[BEGIN SOURCE EXCERPT]
Every bill creates winners and losers. Here's who stands to gain and who bears the cost.

Who Benefits

  • U.S. garment importers that rely on HTS classifications for duty calculations and product coding
  • Apparel manufacturers exporting to the United States who are sensitive to tariff classifications
  • Customs brokers and import-compliance teams responsible for tariff determinations
  • Distributors and retailers planning pricing and margins around tariff schedules
  • Policy analysts and trade lawyers monitoring tariff schedule definitions

Who Bears the Cost

  • Importers and retailers may incur reclassification costs and compliance updates
  • Small apparel businesses with limited compliance resources face implementation burdens
  • Customs brokers may need to adjust workflows and advisory services
  • Manufacturers could encounter shifts in demand if classifications change product positioning
  • Enforcement agencies may experience brief compliance ambiguities during transition

Key Issues

The Core Tension

The core tension is whether striking the second sentence of US Note 2 to HTS Chapter 62 will meaningfully alter garment water-resistance classifications in a way that improves clarity and predictability, or instead creates ambiguity and misclassification risk due to reliance on a single note’s interpretation without accompanying criteria or transition guidance.
[END SOURCE EXCERPT]
[BEGIN LISTED RECORDS]
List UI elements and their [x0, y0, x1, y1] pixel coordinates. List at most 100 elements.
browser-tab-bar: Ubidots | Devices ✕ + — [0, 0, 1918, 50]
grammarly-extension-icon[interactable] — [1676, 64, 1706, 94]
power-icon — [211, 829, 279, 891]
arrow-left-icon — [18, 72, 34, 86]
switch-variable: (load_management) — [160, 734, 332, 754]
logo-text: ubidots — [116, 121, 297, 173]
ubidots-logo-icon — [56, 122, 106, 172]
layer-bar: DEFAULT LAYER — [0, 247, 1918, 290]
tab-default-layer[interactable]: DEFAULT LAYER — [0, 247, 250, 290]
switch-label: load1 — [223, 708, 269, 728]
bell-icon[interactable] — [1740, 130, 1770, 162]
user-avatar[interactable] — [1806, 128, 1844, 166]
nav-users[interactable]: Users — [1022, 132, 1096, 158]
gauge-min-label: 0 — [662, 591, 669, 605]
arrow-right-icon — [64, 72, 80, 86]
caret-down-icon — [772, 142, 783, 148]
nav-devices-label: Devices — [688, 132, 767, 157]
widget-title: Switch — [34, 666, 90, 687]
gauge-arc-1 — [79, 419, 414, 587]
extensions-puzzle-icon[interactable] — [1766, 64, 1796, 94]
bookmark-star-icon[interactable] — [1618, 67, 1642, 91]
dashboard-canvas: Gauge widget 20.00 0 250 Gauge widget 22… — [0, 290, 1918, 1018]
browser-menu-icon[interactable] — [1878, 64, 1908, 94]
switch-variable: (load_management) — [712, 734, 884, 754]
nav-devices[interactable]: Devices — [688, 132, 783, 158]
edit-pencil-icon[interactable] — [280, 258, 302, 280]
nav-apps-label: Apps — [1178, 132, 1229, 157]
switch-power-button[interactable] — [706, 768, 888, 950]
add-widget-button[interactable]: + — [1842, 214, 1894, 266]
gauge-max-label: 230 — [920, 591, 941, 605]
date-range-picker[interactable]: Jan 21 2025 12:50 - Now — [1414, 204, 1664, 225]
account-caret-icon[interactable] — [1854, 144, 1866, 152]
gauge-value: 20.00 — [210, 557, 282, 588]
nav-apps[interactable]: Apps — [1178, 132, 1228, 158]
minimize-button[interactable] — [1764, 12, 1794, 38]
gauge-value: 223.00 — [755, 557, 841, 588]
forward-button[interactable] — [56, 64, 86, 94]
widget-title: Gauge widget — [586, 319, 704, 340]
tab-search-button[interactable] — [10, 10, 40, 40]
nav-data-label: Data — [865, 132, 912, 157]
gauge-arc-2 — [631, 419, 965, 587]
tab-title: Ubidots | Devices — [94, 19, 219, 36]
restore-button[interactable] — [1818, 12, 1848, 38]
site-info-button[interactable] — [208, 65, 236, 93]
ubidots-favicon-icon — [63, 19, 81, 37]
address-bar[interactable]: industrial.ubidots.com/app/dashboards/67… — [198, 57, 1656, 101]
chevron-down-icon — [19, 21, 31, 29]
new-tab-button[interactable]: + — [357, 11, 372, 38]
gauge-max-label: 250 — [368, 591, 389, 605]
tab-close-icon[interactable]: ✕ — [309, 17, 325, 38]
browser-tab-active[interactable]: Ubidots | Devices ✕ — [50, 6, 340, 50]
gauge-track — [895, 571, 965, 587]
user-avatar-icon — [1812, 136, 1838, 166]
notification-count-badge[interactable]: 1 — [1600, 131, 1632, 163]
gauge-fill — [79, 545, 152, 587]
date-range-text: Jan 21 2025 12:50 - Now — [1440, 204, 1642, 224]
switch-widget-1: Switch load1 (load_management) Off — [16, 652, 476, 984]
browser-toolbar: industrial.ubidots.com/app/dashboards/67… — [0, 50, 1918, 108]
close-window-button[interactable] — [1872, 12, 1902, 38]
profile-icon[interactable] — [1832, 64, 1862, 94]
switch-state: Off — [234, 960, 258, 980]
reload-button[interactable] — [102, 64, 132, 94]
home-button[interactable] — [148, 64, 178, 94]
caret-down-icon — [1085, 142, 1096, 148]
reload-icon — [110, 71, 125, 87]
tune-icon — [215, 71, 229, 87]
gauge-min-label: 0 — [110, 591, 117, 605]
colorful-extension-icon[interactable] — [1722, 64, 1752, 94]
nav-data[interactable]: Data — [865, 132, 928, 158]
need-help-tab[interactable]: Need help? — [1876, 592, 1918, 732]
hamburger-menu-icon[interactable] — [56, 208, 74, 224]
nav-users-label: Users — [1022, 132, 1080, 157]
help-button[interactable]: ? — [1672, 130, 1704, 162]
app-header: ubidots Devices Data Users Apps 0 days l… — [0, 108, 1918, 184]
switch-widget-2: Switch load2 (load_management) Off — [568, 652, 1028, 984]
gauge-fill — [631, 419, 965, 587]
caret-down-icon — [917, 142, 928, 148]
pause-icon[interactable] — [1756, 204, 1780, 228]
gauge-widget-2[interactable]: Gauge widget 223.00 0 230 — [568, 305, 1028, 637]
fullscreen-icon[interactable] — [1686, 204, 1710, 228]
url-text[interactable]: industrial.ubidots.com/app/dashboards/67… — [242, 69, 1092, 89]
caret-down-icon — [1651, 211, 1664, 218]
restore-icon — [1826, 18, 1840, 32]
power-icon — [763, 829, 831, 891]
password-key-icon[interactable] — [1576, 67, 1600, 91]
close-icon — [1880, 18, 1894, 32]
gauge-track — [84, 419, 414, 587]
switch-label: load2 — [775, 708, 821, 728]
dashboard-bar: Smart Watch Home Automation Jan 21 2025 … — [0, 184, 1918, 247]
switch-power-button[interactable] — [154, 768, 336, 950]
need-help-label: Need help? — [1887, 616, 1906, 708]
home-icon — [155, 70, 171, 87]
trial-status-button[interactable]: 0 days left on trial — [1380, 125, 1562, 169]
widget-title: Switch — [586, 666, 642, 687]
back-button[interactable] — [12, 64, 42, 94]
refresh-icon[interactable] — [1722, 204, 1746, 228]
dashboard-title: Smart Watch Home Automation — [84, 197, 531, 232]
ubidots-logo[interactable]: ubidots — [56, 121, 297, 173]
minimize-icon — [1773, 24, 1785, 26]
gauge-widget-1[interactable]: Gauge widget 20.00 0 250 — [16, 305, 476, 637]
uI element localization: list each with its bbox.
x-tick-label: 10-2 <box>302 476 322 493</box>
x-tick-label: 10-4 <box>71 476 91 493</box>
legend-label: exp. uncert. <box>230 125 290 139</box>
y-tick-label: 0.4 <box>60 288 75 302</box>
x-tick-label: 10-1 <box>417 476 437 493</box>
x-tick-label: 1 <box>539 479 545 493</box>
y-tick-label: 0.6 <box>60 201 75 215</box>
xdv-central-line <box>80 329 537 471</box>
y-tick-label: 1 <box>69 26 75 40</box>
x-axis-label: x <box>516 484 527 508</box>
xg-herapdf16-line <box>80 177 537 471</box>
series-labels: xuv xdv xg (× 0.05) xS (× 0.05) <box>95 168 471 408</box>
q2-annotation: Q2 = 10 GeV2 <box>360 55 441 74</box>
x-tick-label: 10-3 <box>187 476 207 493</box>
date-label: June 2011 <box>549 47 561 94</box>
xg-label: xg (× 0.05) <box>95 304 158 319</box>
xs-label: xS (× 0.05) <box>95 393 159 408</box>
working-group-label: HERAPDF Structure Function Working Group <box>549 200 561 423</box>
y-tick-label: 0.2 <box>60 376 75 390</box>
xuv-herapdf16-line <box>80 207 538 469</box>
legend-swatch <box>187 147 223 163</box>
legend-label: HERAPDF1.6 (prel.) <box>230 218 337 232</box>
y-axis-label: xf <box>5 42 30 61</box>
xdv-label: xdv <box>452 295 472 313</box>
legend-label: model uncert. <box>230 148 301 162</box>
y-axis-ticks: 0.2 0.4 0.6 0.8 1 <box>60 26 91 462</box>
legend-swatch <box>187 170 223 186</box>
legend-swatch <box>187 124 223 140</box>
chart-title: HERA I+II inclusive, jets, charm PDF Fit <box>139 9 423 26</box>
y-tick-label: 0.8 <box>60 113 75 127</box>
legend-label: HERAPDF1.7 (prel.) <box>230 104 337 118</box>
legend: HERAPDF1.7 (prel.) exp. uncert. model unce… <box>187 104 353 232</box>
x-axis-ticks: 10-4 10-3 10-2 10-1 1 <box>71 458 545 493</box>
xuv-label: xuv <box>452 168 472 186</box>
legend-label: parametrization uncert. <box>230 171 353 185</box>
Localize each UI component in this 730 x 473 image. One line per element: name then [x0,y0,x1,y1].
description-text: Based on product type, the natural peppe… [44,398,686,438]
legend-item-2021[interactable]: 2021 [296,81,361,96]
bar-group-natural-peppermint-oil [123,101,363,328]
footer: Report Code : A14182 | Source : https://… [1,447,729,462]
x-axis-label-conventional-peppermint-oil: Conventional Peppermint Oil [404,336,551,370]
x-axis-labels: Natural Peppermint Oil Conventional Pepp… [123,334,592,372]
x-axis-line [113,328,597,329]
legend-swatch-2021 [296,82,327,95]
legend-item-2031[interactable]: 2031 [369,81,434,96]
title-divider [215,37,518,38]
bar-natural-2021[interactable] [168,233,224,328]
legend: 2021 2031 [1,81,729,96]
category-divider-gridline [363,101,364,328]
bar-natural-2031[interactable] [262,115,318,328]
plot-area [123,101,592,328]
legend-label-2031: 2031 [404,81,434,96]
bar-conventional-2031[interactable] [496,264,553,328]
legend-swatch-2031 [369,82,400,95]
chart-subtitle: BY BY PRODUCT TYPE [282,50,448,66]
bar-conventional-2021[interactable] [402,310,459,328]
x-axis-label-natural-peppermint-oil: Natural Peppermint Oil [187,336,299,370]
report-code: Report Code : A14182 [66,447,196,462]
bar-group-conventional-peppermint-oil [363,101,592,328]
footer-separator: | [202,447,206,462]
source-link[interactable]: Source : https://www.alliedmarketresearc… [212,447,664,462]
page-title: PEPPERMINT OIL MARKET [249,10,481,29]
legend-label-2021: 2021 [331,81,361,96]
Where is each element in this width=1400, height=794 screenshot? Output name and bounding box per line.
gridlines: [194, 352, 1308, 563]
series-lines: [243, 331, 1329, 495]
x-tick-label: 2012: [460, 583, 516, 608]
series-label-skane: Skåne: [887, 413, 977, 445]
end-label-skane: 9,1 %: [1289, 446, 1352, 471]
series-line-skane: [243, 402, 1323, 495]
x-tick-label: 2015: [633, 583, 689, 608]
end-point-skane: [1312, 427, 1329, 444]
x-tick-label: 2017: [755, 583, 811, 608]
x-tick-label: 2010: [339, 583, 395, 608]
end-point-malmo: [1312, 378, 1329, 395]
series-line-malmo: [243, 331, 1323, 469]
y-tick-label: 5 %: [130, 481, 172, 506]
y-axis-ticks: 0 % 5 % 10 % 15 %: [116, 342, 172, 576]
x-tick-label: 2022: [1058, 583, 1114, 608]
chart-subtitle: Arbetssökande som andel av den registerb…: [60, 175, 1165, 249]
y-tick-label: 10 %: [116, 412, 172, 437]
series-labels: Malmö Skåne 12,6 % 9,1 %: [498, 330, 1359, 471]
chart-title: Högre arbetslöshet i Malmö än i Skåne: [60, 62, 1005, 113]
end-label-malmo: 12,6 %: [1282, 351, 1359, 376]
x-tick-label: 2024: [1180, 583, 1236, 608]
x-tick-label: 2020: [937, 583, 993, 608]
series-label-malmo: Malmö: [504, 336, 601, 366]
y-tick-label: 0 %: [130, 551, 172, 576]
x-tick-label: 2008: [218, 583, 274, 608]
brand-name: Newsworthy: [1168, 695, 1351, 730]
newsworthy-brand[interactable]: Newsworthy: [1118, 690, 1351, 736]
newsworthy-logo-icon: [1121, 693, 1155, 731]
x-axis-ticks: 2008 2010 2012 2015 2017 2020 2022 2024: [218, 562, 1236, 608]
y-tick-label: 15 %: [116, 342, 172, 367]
[END LISTED RECORDS]
▶ _PROBLEMS AND TASKS_:
(A) Answer from the tariff bill summary:
(i) Which sentence of which note does the bill strike?
(ii) Who may need to adjust workflows and advisory services?
(iii) What kind of classifications does the core tension say the change might alter?
(B) List every group that the tariff bill summary names under "Who Benefits".
(C) Pick up the tariff bill summary after its final sentence and keep writing.
The material shown is separate from the tariff bill summary.

▶ _RESPONSES BY TASK_:
(A)
(i) The second sentence of US Note 2 to HTS Chapter 62.
(ii) Customs brokers.
(iii) Garment water-resistance classifications.

(B)
- U.S. garment importers that rely on HTS classifications for duty calculations and product coding
- Apparel manufacturers exporting to the United States who are sensitive to tariff classifications
- Customs brokers and import-compliance teams responsible for tariff determinations
- Distributors and retailers planning pricing and margins around tariff schedules
- Policy analysts and trade lawyers monitoring tariff schedule definitions

(C)
The bill’s narrow scope reduces broad regulatory risk but creates practical implementation questions. Because it relies on an internal tariff schedule note, the magnitude and direction of the effect depend on the content of the original second sentence and how its removal changes the overall standard for water resistance.

This could simplify or complicate classification, depending on how remaining language is interpreted and applied across diverse garment designs. The absence of any explicit transition plan, effective date, or new testing criteria means stakeholders will need to monitor how CBP and related agencies enforce the amended note once enacted.

A central policy tension is the careful balance between maintaining stable, predictable tariff classifications and allowing flexible interpretation when product designs evolve. Striking a note within a tariff schedule can tilt classification outcomes without changing physical product requirements, potentially altering duties, compliance costs, and supply-chain decisions.

The PFAS framing in the act’s title does not translate into environmental or product-safety standards within the text, which could provoke questions about the alignment between environmental policy goals and tariff classification rules.